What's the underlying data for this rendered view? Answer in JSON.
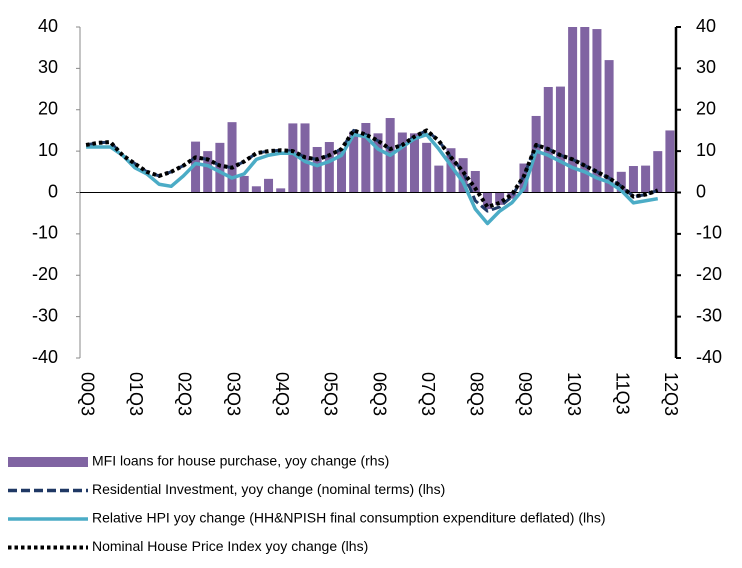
{
  "chart_data": {
    "type": "combo",
    "categories": [
      "00Q3",
      null,
      null,
      null,
      "01Q3",
      null,
      null,
      null,
      "02Q3",
      null,
      null,
      null,
      "03Q3",
      null,
      null,
      null,
      "04Q3",
      null,
      null,
      null,
      "05Q3",
      null,
      null,
      null,
      "06Q3",
      null,
      null,
      null,
      "07Q3",
      null,
      null,
      null,
      "08Q3",
      null,
      null,
      null,
      "09Q3",
      null,
      null,
      null,
      "10Q3",
      null,
      null,
      null,
      "11Q3",
      null,
      null,
      null,
      "12Q3"
    ],
    "ylim": [
      -40,
      40
    ],
    "yticks": [
      -40,
      -30,
      -20,
      -10,
      0,
      10,
      20,
      30,
      40
    ],
    "y2lim": [
      -40,
      40
    ],
    "y2ticks": [
      -40,
      -30,
      -20,
      -10,
      0,
      10,
      20,
      30,
      40
    ],
    "series": [
      {
        "name": "MFI loans for house purchase, yoy change (rhs)",
        "type": "bar",
        "axis": "y2",
        "color": "#8064a2",
        "values": [
          null,
          null,
          null,
          null,
          null,
          null,
          null,
          null,
          null,
          12.3,
          10,
          12,
          17,
          4,
          1.5,
          3.3,
          1,
          16.7,
          16.7,
          11,
          12.2,
          10.5,
          14.7,
          16.8,
          14.3,
          18,
          14.5,
          14.3,
          12,
          6.5,
          10.7,
          8.3,
          5.2,
          -4,
          -3,
          -1.5,
          7,
          18.5,
          25.5,
          25.6,
          40,
          40,
          39.5,
          32,
          5,
          6.4,
          6.5,
          10,
          15
        ]
      },
      {
        "name": "Residential Investment, yoy change (nominal terms) (lhs)",
        "type": "line",
        "style": "dashed",
        "color": "#1f3864",
        "values": [
          11.5,
          12,
          12.2,
          9,
          7,
          5,
          4,
          5,
          6.5,
          8.5,
          8,
          6.5,
          6,
          7.5,
          9.5,
          10,
          10.2,
          10,
          8.5,
          8,
          9,
          10.5,
          15,
          14,
          12.5,
          10.5,
          11.5,
          13.5,
          15,
          12.5,
          8.5,
          5,
          -2,
          -4.5,
          -3.5,
          -1,
          4,
          11.5,
          10.5,
          9,
          8,
          6.5,
          5,
          3.5,
          1.5,
          -1,
          -0.5,
          0.5,
          null
        ]
      },
      {
        "name": "Relative HPI yoy change (HH&NPISH final consumption expenditure deflated) (lhs)",
        "type": "line",
        "style": "solid",
        "color": "#4bacc6",
        "values": [
          11,
          11,
          11,
          9,
          6,
          4.5,
          2,
          1.5,
          4,
          7,
          6.5,
          5,
          3.5,
          4.5,
          8,
          9,
          9.5,
          9.5,
          7.5,
          6.5,
          7.5,
          9,
          14,
          13.5,
          10.5,
          9,
          11,
          13,
          14,
          10.5,
          6.5,
          2.5,
          -4,
          -7.5,
          -4.5,
          -2.5,
          1,
          10,
          9,
          7.5,
          6,
          5,
          3.5,
          2.5,
          0.5,
          -2.5,
          -2,
          -1.5,
          null
        ]
      },
      {
        "name": "Nominal House Price Index yoy change (lhs)",
        "type": "line",
        "style": "dotted",
        "color": "#000000",
        "values": [
          11.5,
          12,
          12.2,
          9,
          7,
          5,
          4,
          5,
          6.5,
          8.5,
          8,
          6.5,
          6,
          7.5,
          9.5,
          10,
          10.2,
          10,
          8.5,
          8,
          9,
          10.5,
          15,
          14,
          12.5,
          10.5,
          11.5,
          13.5,
          15,
          12.5,
          8.5,
          5,
          1,
          -3.5,
          -2.5,
          -0.5,
          4,
          11.5,
          10.5,
          9,
          8,
          6.5,
          5,
          3.5,
          1.5,
          -1,
          -0.5,
          0.5,
          null
        ]
      }
    ]
  }
}
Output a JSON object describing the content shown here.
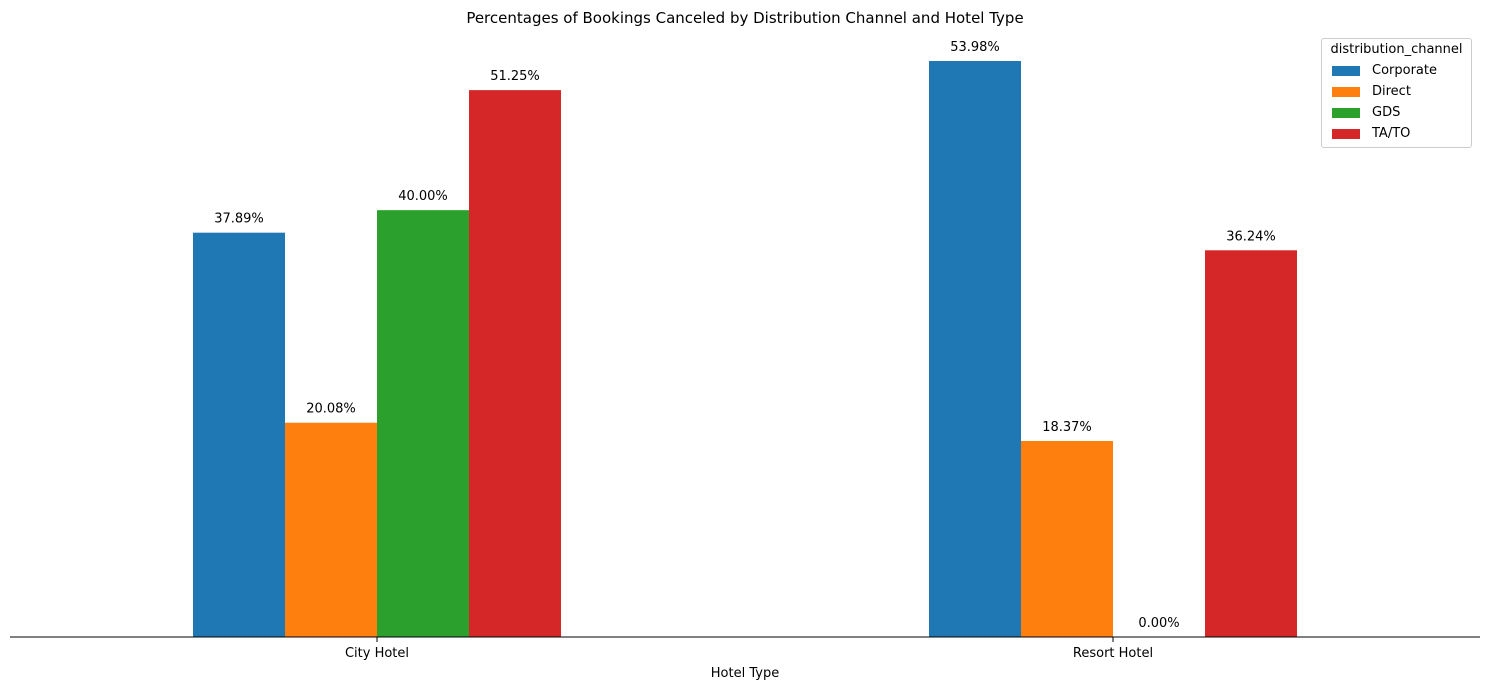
{
  "chart_data": {
    "type": "bar",
    "title": "Percentages of Bookings Canceled by Distribution Channel and Hotel Type",
    "xlabel": "Hotel Type",
    "ylabel": "",
    "categories": [
      "City Hotel",
      "Resort Hotel"
    ],
    "series": [
      {
        "name": "Corporate",
        "values": [
          37.89,
          53.98
        ],
        "labels": [
          "37.89%",
          "53.98%"
        ],
        "color": "#1f77b4"
      },
      {
        "name": "Direct",
        "values": [
          20.08,
          18.37
        ],
        "labels": [
          "20.08%",
          "18.37%"
        ],
        "color": "#ff7f0e"
      },
      {
        "name": "GDS",
        "values": [
          40.0,
          0.0
        ],
        "labels": [
          "40.00%",
          "0.00%"
        ],
        "color": "#2ca02c"
      },
      {
        "name": "TA/TO",
        "values": [
          51.25,
          36.24
        ],
        "labels": [
          "51.25%",
          "36.24%"
        ],
        "color": "#d62728"
      }
    ],
    "ylim": [
      0,
      56.7
    ],
    "legend_title": "distribution_channel",
    "legend_position": "top-right",
    "grid": false
  }
}
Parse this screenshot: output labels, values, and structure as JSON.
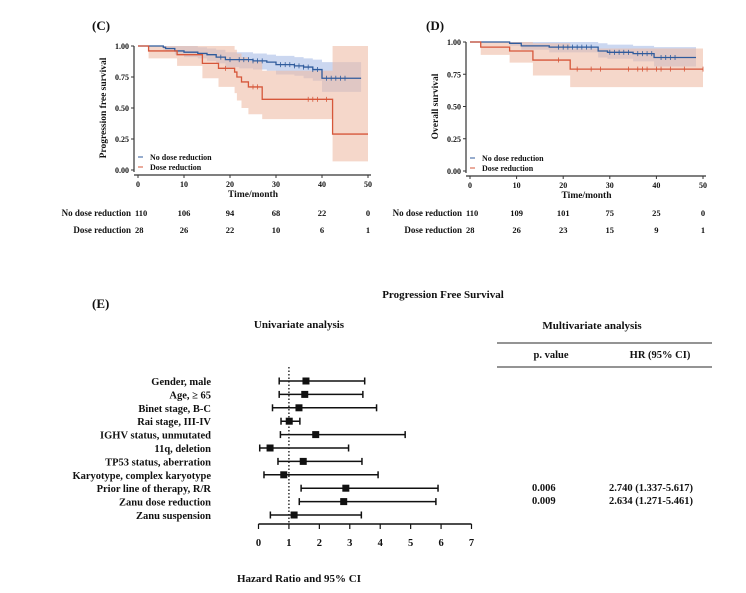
{
  "colors": {
    "no_reduction": "#2f5b9c",
    "reduction": "#d6573a",
    "no_reduction_band": "#a9bde6",
    "reduction_band": "#efbda6"
  },
  "chart_data": [
    {
      "panel": "(C)",
      "type": "line",
      "step": true,
      "xlabel": "Time/month",
      "ylabel": "Progression  free survival",
      "xlim": [
        0,
        50
      ],
      "ylim": [
        0,
        1
      ],
      "xticks": [
        "0",
        "10",
        "20",
        "30",
        "40",
        "50"
      ],
      "yticks": [
        "0.00",
        "0.25",
        "0.50",
        "0.75",
        "1.00"
      ],
      "legend": {
        "placement": "bottom-left",
        "entries": [
          "No dose reduction",
          "Dose reduction"
        ]
      },
      "series": [
        {
          "name": "No dose reduction",
          "color_key": "no_reduction",
          "x": [
            0,
            5.5,
            6,
            8,
            10,
            13,
            15,
            17,
            19,
            22,
            25,
            28,
            30,
            34,
            36,
            38,
            40,
            48.5
          ],
          "y": [
            1,
            0.99,
            0.98,
            0.96,
            0.95,
            0.94,
            0.93,
            0.91,
            0.89,
            0.89,
            0.88,
            0.87,
            0.85,
            0.84,
            0.83,
            0.81,
            0.74,
            0.74
          ],
          "ci_upper": [
            1,
            1,
            1,
            1,
            1,
            0.99,
            0.98,
            0.97,
            0.95,
            0.95,
            0.94,
            0.93,
            0.92,
            0.91,
            0.9,
            0.89,
            0.87,
            0.87
          ],
          "ci_lower": [
            1,
            0.97,
            0.96,
            0.93,
            0.91,
            0.9,
            0.88,
            0.86,
            0.83,
            0.82,
            0.81,
            0.8,
            0.77,
            0.76,
            0.74,
            0.72,
            0.63,
            0.63
          ],
          "censor": [
            18,
            20,
            22,
            23,
            24,
            25,
            26,
            27,
            31,
            32,
            33,
            34,
            35,
            36,
            37,
            38,
            39,
            41,
            42,
            43,
            44,
            45
          ]
        },
        {
          "name": "Dose reduction",
          "color_key": "reduction",
          "x": [
            0,
            2.3,
            8.5,
            14,
            17.5,
            21,
            21.5,
            22.5,
            24,
            27,
            42.3,
            50
          ],
          "y": [
            1,
            0.96,
            0.93,
            0.86,
            0.82,
            0.79,
            0.75,
            0.71,
            0.67,
            0.57,
            0.29,
            0.29
          ],
          "ci_upper": [
            1,
            1,
            1,
            1,
            1,
            0.97,
            0.94,
            0.91,
            0.88,
            0.8,
            1,
            1
          ],
          "ci_lower": [
            1,
            0.9,
            0.84,
            0.74,
            0.67,
            0.62,
            0.56,
            0.5,
            0.45,
            0.41,
            0.07,
            0.07
          ],
          "censor": [
            19,
            25,
            26,
            37,
            38,
            39,
            41
          ]
        }
      ],
      "risk_table": {
        "times": [
          0,
          10,
          20,
          30,
          40,
          50
        ],
        "rows": [
          {
            "label": "No dose reduction",
            "color_key": "no_reduction",
            "values": [
              "110",
              "106",
              "94",
              "68",
              "22",
              "0"
            ]
          },
          {
            "label": "Dose reduction",
            "color_key": "reduction",
            "values": [
              "28",
              "26",
              "22",
              "10",
              "6",
              "1"
            ]
          }
        ]
      }
    },
    {
      "panel": "(D)",
      "type": "line",
      "step": true,
      "xlabel": "Time/month",
      "ylabel": "Overall survival",
      "xlim": [
        0,
        50
      ],
      "ylim": [
        0,
        1
      ],
      "xticks": [
        "0",
        "10",
        "20",
        "30",
        "40",
        "50"
      ],
      "yticks": [
        "0.00",
        "0.25",
        "0.50",
        "0.75",
        "1.00"
      ],
      "legend": {
        "placement": "bottom-left",
        "entries": [
          "No dose reduction",
          "Dose reduction"
        ]
      },
      "series": [
        {
          "name": "No dose reduction",
          "color_key": "no_reduction",
          "x": [
            0,
            8.5,
            11,
            17,
            27.5,
            29.5,
            35,
            39.5,
            48.5
          ],
          "y": [
            1,
            0.99,
            0.97,
            0.96,
            0.93,
            0.92,
            0.91,
            0.88,
            0.88
          ],
          "ci_upper": [
            1,
            1,
            1,
            1,
            0.99,
            0.98,
            0.97,
            0.96,
            0.96
          ],
          "ci_lower": [
            1,
            0.97,
            0.94,
            0.92,
            0.88,
            0.87,
            0.85,
            0.81,
            0.81
          ],
          "censor": [
            19,
            20,
            21,
            22,
            23,
            24,
            25,
            26,
            30,
            31,
            32,
            33,
            34,
            36,
            37,
            38,
            39,
            41,
            42,
            43,
            44
          ]
        },
        {
          "name": "Dose reduction",
          "color_key": "reduction",
          "x": [
            0,
            2.3,
            8.5,
            13.5,
            21.5,
            50
          ],
          "y": [
            1,
            0.96,
            0.93,
            0.86,
            0.79,
            0.79
          ],
          "ci_upper": [
            1,
            1,
            1,
            0.99,
            0.95,
            0.95
          ],
          "ci_lower": [
            1,
            0.9,
            0.84,
            0.74,
            0.65,
            0.65
          ],
          "censor": [
            19,
            23,
            26,
            28,
            34,
            36,
            37,
            38,
            40,
            41,
            43,
            46,
            50
          ]
        }
      ],
      "risk_table": {
        "times": [
          0,
          10,
          20,
          30,
          40,
          50
        ],
        "rows": [
          {
            "label": "No dose reduction",
            "color_key": "no_reduction",
            "values": [
              "110",
              "109",
              "101",
              "75",
              "25",
              "0"
            ]
          },
          {
            "label": "Dose reduction",
            "color_key": "reduction",
            "values": [
              "28",
              "26",
              "23",
              "15",
              "9",
              "1"
            ]
          }
        ]
      }
    },
    {
      "panel": "(E)",
      "type": "forest",
      "title": "Progression Free Survival",
      "subtitle": "Univariate analysis",
      "xlabel": "Hazard Ratio and 95% CI",
      "xlim": [
        0,
        7
      ],
      "xticks": [
        "0",
        "1",
        "2",
        "3",
        "4",
        "5",
        "6",
        "7"
      ],
      "reference_line": 1,
      "rows": [
        {
          "label": "Gender, male",
          "hr": 1.56,
          "lower": 0.68,
          "upper": 3.49
        },
        {
          "label": "Age, ≥ 65",
          "hr": 1.52,
          "lower": 0.68,
          "upper": 3.43
        },
        {
          "label": "Binet stage, B-C",
          "hr": 1.33,
          "lower": 0.46,
          "upper": 3.88
        },
        {
          "label": "Rai stage, III-IV",
          "hr": 1.01,
          "lower": 0.74,
          "upper": 1.36
        },
        {
          "label": "IGHV status, unmutated",
          "hr": 1.88,
          "lower": 0.72,
          "upper": 4.82
        },
        {
          "label": "11q, deletion",
          "hr": 0.38,
          "lower": 0.04,
          "upper": 2.96
        },
        {
          "label": "TP53 status, aberration",
          "hr": 1.47,
          "lower": 0.64,
          "upper": 3.4
        },
        {
          "label": "Karyotype, complex karyotype",
          "hr": 0.83,
          "lower": 0.18,
          "upper": 3.93
        },
        {
          "label": "Prior line of therapy, R/R",
          "hr": 2.87,
          "lower": 1.4,
          "upper": 5.9
        },
        {
          "label": "Zanu dose reduction",
          "hr": 2.8,
          "lower": 1.34,
          "upper": 5.83
        },
        {
          "label": "Zanu suspension",
          "hr": 1.17,
          "lower": 0.39,
          "upper": 3.38
        }
      ],
      "multivariate": {
        "title": "Multivariate analysis",
        "headers": [
          "p. value",
          "HR (95% CI)"
        ],
        "rows": [
          {
            "p": "0.006",
            "hr": "2.740 (1.337-5.617)"
          },
          {
            "p": "0.009",
            "hr": "2.634 (1.271-5.461)"
          }
        ]
      }
    }
  ]
}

(STATED GOAL) Copy out every line of the data that includes the word "Zanu".

(ANSWER FOR THIS EXERCISE)
          "label": "Zanu dose reduction",
          "label": "Zanu suspension",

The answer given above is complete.